**THE EXERCISE:**
Transcribe every line exactly. Leave the pictures behind.

++++++++++++++++++++

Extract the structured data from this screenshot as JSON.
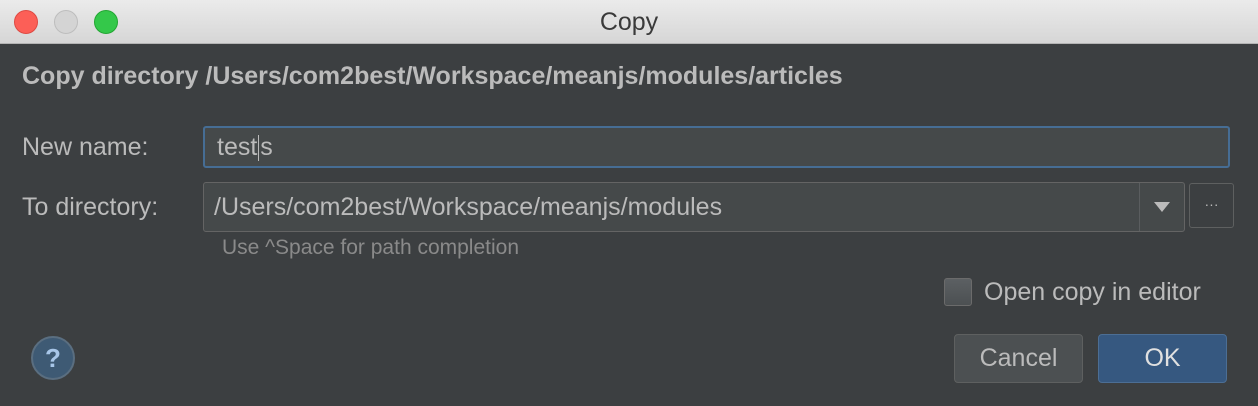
{
  "window": {
    "title": "Copy"
  },
  "header": {
    "text": "Copy directory /Users/com2best/Workspace/meanjs/modules/articles"
  },
  "form": {
    "new_name_label": "New name:",
    "new_name_value_before_caret": "test",
    "new_name_value_after_caret": "s",
    "to_directory_label": "To directory:",
    "to_directory_value": "/Users/com2best/Workspace/meanjs/modules",
    "browse_label": "···",
    "hint": "Use ^Space for path completion"
  },
  "options": {
    "open_copy_label": "Open copy in editor",
    "open_copy_checked": false
  },
  "buttons": {
    "help": "?",
    "cancel": "Cancel",
    "ok": "OK"
  },
  "colors": {
    "background": "#3c3f41",
    "accent": "#365880",
    "focus_border": "#466d94"
  }
}
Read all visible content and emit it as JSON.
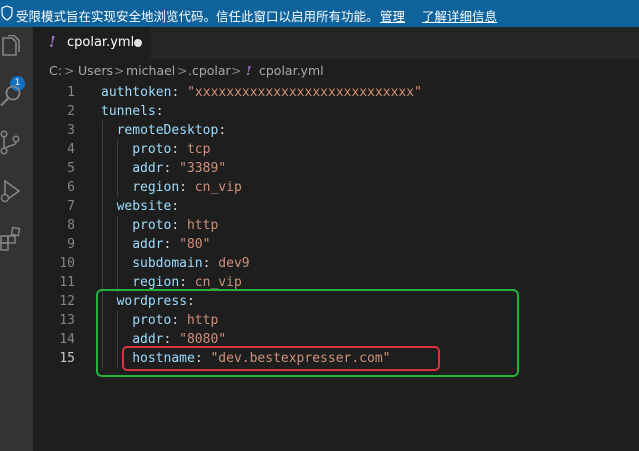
{
  "banner": {
    "message": "受限模式旨在实现安全地浏览代码。信任此窗口以启用所有功能。",
    "manage_link": "管理",
    "learn_more_link": "了解详细信息"
  },
  "activity_bar": {
    "source_control_badge": "1",
    "icons": [
      "explorer-icon",
      "search-icon",
      "source-control-icon",
      "run-debug-icon",
      "extensions-icon"
    ]
  },
  "tab": {
    "label": "cpolar.yml"
  },
  "breadcrumb": [
    "C:",
    "Users",
    "michael",
    ".cpolar",
    "cpolar.yml"
  ],
  "editor": {
    "active_line": 15,
    "lines": [
      {
        "n": "1",
        "indent": 0,
        "key": "authtoken",
        "value": "\"xxxxxxxxxxxxxxxxxxxxxxxxxxxx\"",
        "vtype": "s"
      },
      {
        "n": "2",
        "indent": 0,
        "key": "tunnels",
        "value": "",
        "vtype": "s"
      },
      {
        "n": "3",
        "indent": 1,
        "key": "remoteDesktop",
        "value": "",
        "vtype": "s"
      },
      {
        "n": "4",
        "indent": 2,
        "key": "proto",
        "value": "tcp",
        "vtype": "s"
      },
      {
        "n": "5",
        "indent": 2,
        "key": "addr",
        "value": "\"3389\"",
        "vtype": "s"
      },
      {
        "n": "6",
        "indent": 2,
        "key": "region",
        "value": "cn_vip",
        "vtype": "s"
      },
      {
        "n": "7",
        "indent": 1,
        "key": "website",
        "value": "",
        "vtype": "s"
      },
      {
        "n": "8",
        "indent": 2,
        "key": "proto",
        "value": "http",
        "vtype": "s"
      },
      {
        "n": "9",
        "indent": 2,
        "key": "addr",
        "value": "\"80\"",
        "vtype": "s"
      },
      {
        "n": "10",
        "indent": 2,
        "key": "subdomain",
        "value": "dev9",
        "vtype": "s"
      },
      {
        "n": "11",
        "indent": 2,
        "key": "region",
        "value": "cn_vip",
        "vtype": "s"
      },
      {
        "n": "12",
        "indent": 1,
        "key": "wordpress",
        "value": "",
        "vtype": "s"
      },
      {
        "n": "13",
        "indent": 2,
        "key": "proto",
        "value": "http",
        "vtype": "s"
      },
      {
        "n": "14",
        "indent": 2,
        "key": "addr",
        "value": "\"8080\"",
        "vtype": "s"
      },
      {
        "n": "15",
        "indent": 2,
        "key": "hostname",
        "value": "\"dev.bestexpresser.com\"",
        "vtype": "s"
      }
    ]
  },
  "colors": {
    "banner": "#0e639c",
    "editor_bg": "#1e1e1e",
    "key": "#9cdcfe",
    "string": "#ce9178",
    "highlight_green": "#27b13f",
    "highlight_red": "#e0323c"
  }
}
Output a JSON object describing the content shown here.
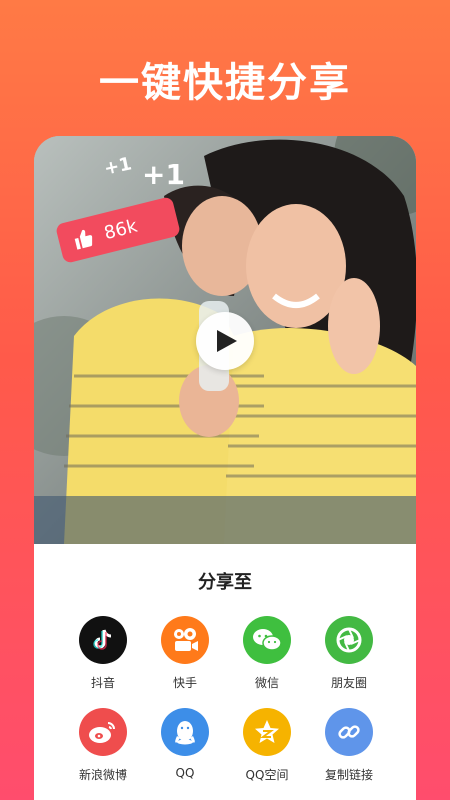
{
  "headline": "一键快捷分享",
  "hero": {
    "plus_small": "+1",
    "plus_large": "+1",
    "like_count": "86k"
  },
  "share": {
    "title": "分享至",
    "targets": [
      {
        "label": "抖音",
        "icon": "douyin-icon",
        "color": "#111111"
      },
      {
        "label": "快手",
        "icon": "kuaishou-icon",
        "color": "#ff7a1a"
      },
      {
        "label": "微信",
        "icon": "wechat-icon",
        "color": "#3fbf3f"
      },
      {
        "label": "朋友圈",
        "icon": "moments-icon",
        "color": "#43b943"
      },
      {
        "label": "新浪微博",
        "icon": "weibo-icon",
        "color": "#ef4d4d"
      },
      {
        "label": "QQ",
        "icon": "qq-icon",
        "color": "#3d8ee8"
      },
      {
        "label": "QQ空间",
        "icon": "qzone-icon",
        "color": "#f6b300"
      },
      {
        "label": "复制链接",
        "icon": "link-icon",
        "color": "#5f95ea"
      }
    ]
  }
}
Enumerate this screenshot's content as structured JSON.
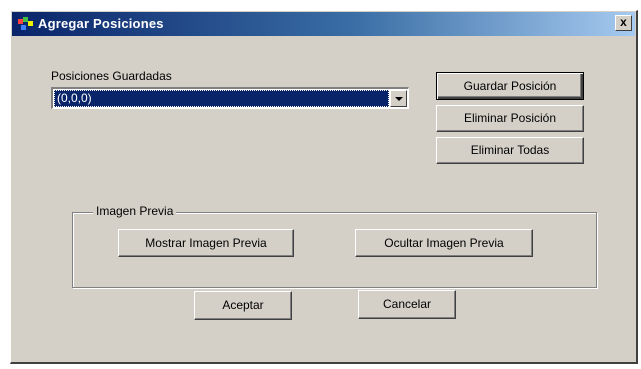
{
  "window": {
    "title": "Agregar Posiciones",
    "close_label": "x"
  },
  "positions": {
    "label": "Posiciones Guardadas",
    "selected": "(0,0,0)"
  },
  "actions": {
    "save": "Guardar Posición",
    "delete": "Eliminar Posición",
    "delete_all": "Eliminar Todas"
  },
  "preview": {
    "group_label": "Imagen Previa",
    "show": "Mostrar Imagen Previa",
    "hide": "Ocultar Imagen Previa"
  },
  "dialog": {
    "accept": "Aceptar",
    "cancel": "Cancelar"
  },
  "colors": {
    "titlebar_start": "#0a246a",
    "titlebar_end": "#a6caf0",
    "face": "#d4d0c8",
    "selection": "#0a246a"
  },
  "icons": {
    "app": "app-icon",
    "close": "close-icon",
    "dropdown": "chevron-down-icon"
  }
}
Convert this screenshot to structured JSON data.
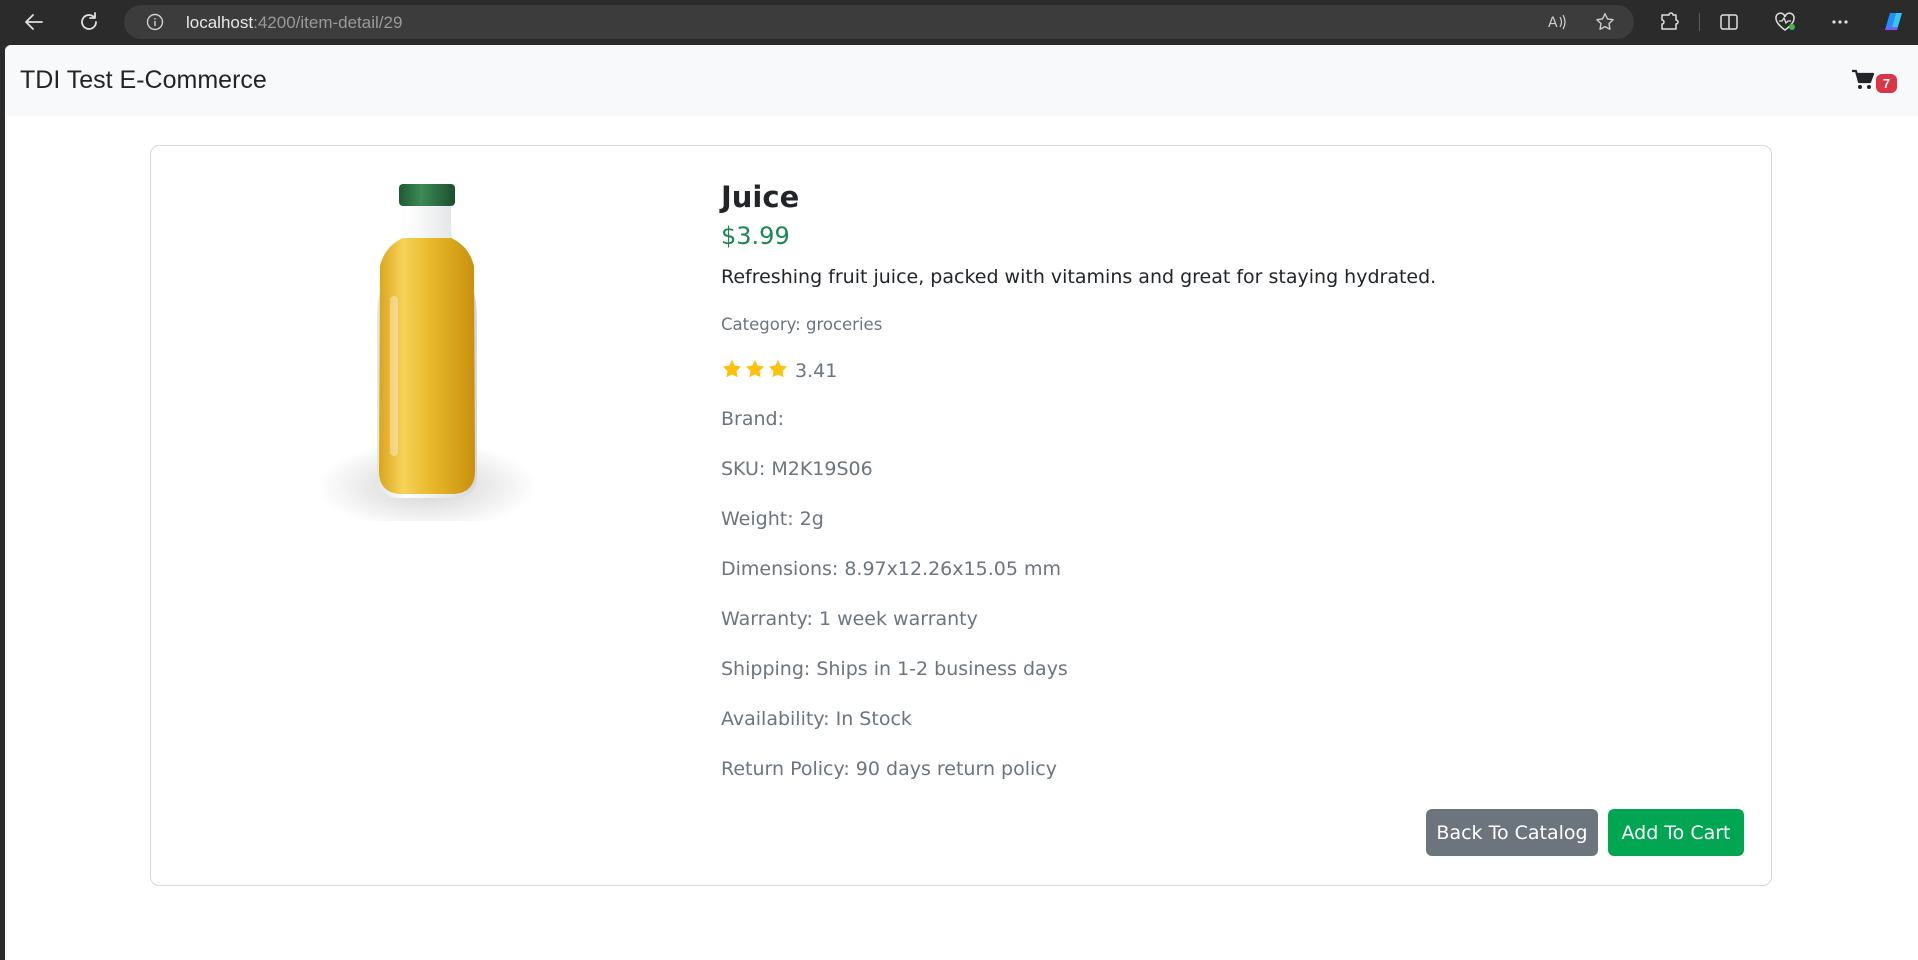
{
  "browser": {
    "url_host": "localhost",
    "url_path": ":4200/item-detail/29",
    "icons": [
      "back-icon",
      "refresh-icon",
      "info-icon",
      "read-aloud-icon",
      "favorite-star-icon",
      "extensions-icon",
      "split-screen-icon",
      "browser-essentials-icon",
      "more-icon",
      "copilot-icon"
    ]
  },
  "navbar": {
    "brand": "TDI Test E-Commerce",
    "cart_count": "7"
  },
  "product": {
    "title": "Juice",
    "price": "$3.99",
    "description": "Refreshing fruit juice, packed with vitamins and great for staying hydrated.",
    "category": "Category: groceries",
    "rating": 3.41,
    "rating_text": "3.41",
    "rating_stars_shown": 3,
    "brand": "Brand:",
    "sku": "SKU: M2K19S06",
    "weight": "Weight: 2g",
    "dimensions": "Dimensions: 8.97x12.26x15.05 mm",
    "warranty": "Warranty: 1 week warranty",
    "shipping": "Shipping: Ships in 1-2 business days",
    "availability": "Availability: In Stock",
    "return_policy": "Return Policy: 90 days return policy"
  },
  "actions": {
    "back_label": "Back To Catalog",
    "add_label": "Add To Cart"
  },
  "colors": {
    "price": "#198754",
    "star": "#ffc107",
    "badge": "#dc3545",
    "back_button": "#6c757d",
    "add_button": "#00a651"
  }
}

++++++++++++++++++++

**IN RESPONSE:**
Extract the structured data from this screenshot as JSON.
{
  "window": {
    "title": "Copy"
  },
  "header": {
    "text": "Copy directory /Users/com2best/Workspace/meanjs/modules/articles"
  },
  "form": {
    "new_name_label": "New name:",
    "new_name_value_before_caret": "test",
    "new_name_value_after_caret": "s",
    "to_directory_label": "To directory:",
    "to_directory_value": "/Users/com2best/Workspace/meanjs/modules",
    "browse_label": "···",
    "hint": "Use ^Space for path completion"
  },
  "options": {
    "open_copy_label": "Open copy in editor",
    "open_copy_checked": false
  },
  "buttons": {
    "help": "?",
    "cancel": "Cancel",
    "ok": "OK"
  },
  "colors": {
    "background": "#3c3f41",
    "accent": "#365880",
    "focus_border": "#466d94"
  }
}
Read all visible content and emit it as JSON.
{
  "banner": {
    "message": "受限模式旨在实现安全地浏览代码。信任此窗口以启用所有功能。",
    "manage_link": "管理",
    "learn_more_link": "了解详细信息"
  },
  "activity_bar": {
    "source_control_badge": "1",
    "icons": [
      "explorer-icon",
      "search-icon",
      "source-control-icon",
      "run-debug-icon",
      "extensions-icon"
    ]
  },
  "tab": {
    "label": "cpolar.yml"
  },
  "breadcrumb": [
    "C:",
    "Users",
    "michael",
    ".cpolar",
    "cpolar.yml"
  ],
  "editor": {
    "active_line": 15,
    "lines": [
      {
        "n": "1",
        "indent": 0,
        "key": "authtoken",
        "value": "\"xxxxxxxxxxxxxxxxxxxxxxxxxxxx\"",
        "vtype": "s"
      },
      {
        "n": "2",
        "indent": 0,
        "key": "tunnels",
        "value": "",
        "vtype": "s"
      },
      {
        "n": "3",
        "indent": 1,
        "key": "remoteDesktop",
        "value": "",
        "vtype": "s"
      },
      {
        "n": "4",
        "indent": 2,
        "key": "proto",
        "value": "tcp",
        "vtype": "s"
      },
      {
        "n": "5",
        "indent": 2,
        "key": "addr",
        "value": "\"3389\"",
        "vtype": "s"
      },
      {
        "n": "6",
        "indent": 2,
        "key": "region",
        "value": "cn_vip",
        "vtype": "s"
      },
      {
        "n": "7",
        "indent": 1,
        "key": "website",
        "value": "",
        "vtype": "s"
      },
      {
        "n": "8",
        "indent": 2,
        "key": "proto",
        "value": "http",
        "vtype": "s"
      },
      {
        "n": "9",
        "indent": 2,
        "key": "addr",
        "value": "\"80\"",
        "vtype": "s"
      },
      {
        "n": "10",
        "indent": 2,
        "key": "subdomain",
        "value": "dev9",
        "vtype": "s"
      },
      {
        "n": "11",
        "indent": 2,
        "key": "region",
        "value": "cn_vip",
        "vtype": "s"
      },
      {
        "n": "12",
        "indent": 1,
        "key": "wordpress",
        "value": "",
        "vtype": "s"
      },
      {
        "n": "13",
        "indent": 2,
        "key": "proto",
        "value": "http",
        "vtype": "s"
      },
      {
        "n": "14",
        "indent": 2,
        "key": "addr",
        "value": "\"8080\"",
        "vtype": "s"
      },
      {
        "n": "15",
        "indent": 2,
        "key": "hostname",
        "value": "\"dev.bestexpresser.com\"",
        "vtype": "s"
      }
    ]
  },
  "colors": {
    "banner": "#0e639c",
    "editor_bg": "#1e1e1e",
    "key": "#9cdcfe",
    "string": "#ce9178",
    "highlight_green": "#27b13f",
    "highlight_red": "#e0323c"
  }
}
Output a JSON object describing the content shown here.
{
  "headline": "一键快捷分享",
  "hero": {
    "plus_small": "+1",
    "plus_large": "+1",
    "like_count": "86k"
  },
  "share": {
    "title": "分享至",
    "targets": [
      {
        "label": "抖音",
        "icon": "douyin-icon",
        "color": "#111111"
      },
      {
        "label": "快手",
        "icon": "kuaishou-icon",
        "color": "#ff7a1a"
      },
      {
        "label": "微信",
        "icon": "wechat-icon",
        "color": "#3fbf3f"
      },
      {
        "label": "朋友圈",
        "icon": "moments-icon",
        "color": "#43b943"
      },
      {
        "label": "新浪微博",
        "icon": "weibo-icon",
        "color": "#ef4d4d"
      },
      {
        "label": "QQ",
        "icon": "qq-icon",
        "color": "#3d8ee8"
      },
      {
        "label": "QQ空间",
        "icon": "qzone-icon",
        "color": "#f6b300"
      },
      {
        "label": "复制链接",
        "icon": "link-icon",
        "color": "#5f95ea"
      }
    ]
  }
}
Enumerate this screenshot's content as structured JSON.
{
  "window": {
    "title": "Agregar Posiciones",
    "close_label": "x"
  },
  "positions": {
    "label": "Posiciones Guardadas",
    "selected": "(0,0,0)"
  },
  "actions": {
    "save": "Guardar Posición",
    "delete": "Eliminar Posición",
    "delete_all": "Eliminar Todas"
  },
  "preview": {
    "group_label": "Imagen Previa",
    "show": "Mostrar Imagen Previa",
    "hide": "Ocultar Imagen Previa"
  },
  "dialog": {
    "accept": "Aceptar",
    "cancel": "Cancelar"
  },
  "colors": {
    "titlebar_start": "#0a246a",
    "titlebar_end": "#a6caf0",
    "face": "#d4d0c8",
    "selection": "#0a246a"
  },
  "icons": {
    "app": "app-icon",
    "close": "close-icon",
    "dropdown": "chevron-down-icon"
  }
}
Convert this screenshot to structured JSON data.
{
  "browser": {
    "url_host": "localhost",
    "url_path": ":4200/item-detail/29",
    "icons": [
      "back-icon",
      "refresh-icon",
      "info-icon",
      "read-aloud-icon",
      "favorite-star-icon",
      "extensions-icon",
      "split-screen-icon",
      "browser-essentials-icon",
      "more-icon",
      "copilot-icon"
    ]
  },
  "navbar": {
    "brand": "TDI Test E-Commerce",
    "cart_count": "7"
  },
  "product": {
    "title": "Juice",
    "price": "$3.99",
    "description": "Refreshing fruit juice, packed with vitamins and great for staying hydrated.",
    "category": "Category: groceries",
    "rating": 3.41,
    "rating_text": "3.41",
    "rating_stars_shown": 3,
    "brand": "Brand:",
    "sku": "SKU: M2K19S06",
    "weight": "Weight: 2g",
    "dimensions": "Dimensions: 8.97x12.26x15.05 mm",
    "warranty": "Warranty: 1 week warranty",
    "shipping": "Shipping: Ships in 1-2 business days",
    "availability": "Availability: In Stock",
    "return_policy": "Return Policy: 90 days return policy"
  },
  "actions": {
    "back_label": "Back To Catalog",
    "add_label": "Add To Cart"
  },
  "colors": {
    "price": "#198754",
    "star": "#ffc107",
    "badge": "#dc3545",
    "back_button": "#6c757d",
    "add_button": "#00a651"
  }
}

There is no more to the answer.